§ **Task inputs**:
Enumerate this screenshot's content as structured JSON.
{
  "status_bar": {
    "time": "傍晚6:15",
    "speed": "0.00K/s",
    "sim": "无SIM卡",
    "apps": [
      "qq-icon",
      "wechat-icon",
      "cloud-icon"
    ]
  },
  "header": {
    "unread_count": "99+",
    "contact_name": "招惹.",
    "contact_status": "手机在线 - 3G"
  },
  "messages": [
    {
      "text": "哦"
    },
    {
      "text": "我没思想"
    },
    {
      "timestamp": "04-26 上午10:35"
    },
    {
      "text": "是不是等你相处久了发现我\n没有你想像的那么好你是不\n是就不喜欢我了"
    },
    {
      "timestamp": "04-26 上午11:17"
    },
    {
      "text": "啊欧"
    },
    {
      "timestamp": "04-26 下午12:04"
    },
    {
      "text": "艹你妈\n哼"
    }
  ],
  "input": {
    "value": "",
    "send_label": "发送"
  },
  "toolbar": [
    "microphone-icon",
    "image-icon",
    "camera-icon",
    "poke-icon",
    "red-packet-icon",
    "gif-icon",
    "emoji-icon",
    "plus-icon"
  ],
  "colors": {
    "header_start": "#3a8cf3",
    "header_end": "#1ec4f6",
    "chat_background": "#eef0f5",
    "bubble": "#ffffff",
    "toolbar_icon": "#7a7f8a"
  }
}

§ **Instructions to follow**:
Write out every line from the entries where "timestamp" appears.

§ **Output of the task**:
      "timestamp": "04-26 上午10:35"
      "timestamp": "04-26 上午11:17"
      "timestamp": "04-26 下午12:04"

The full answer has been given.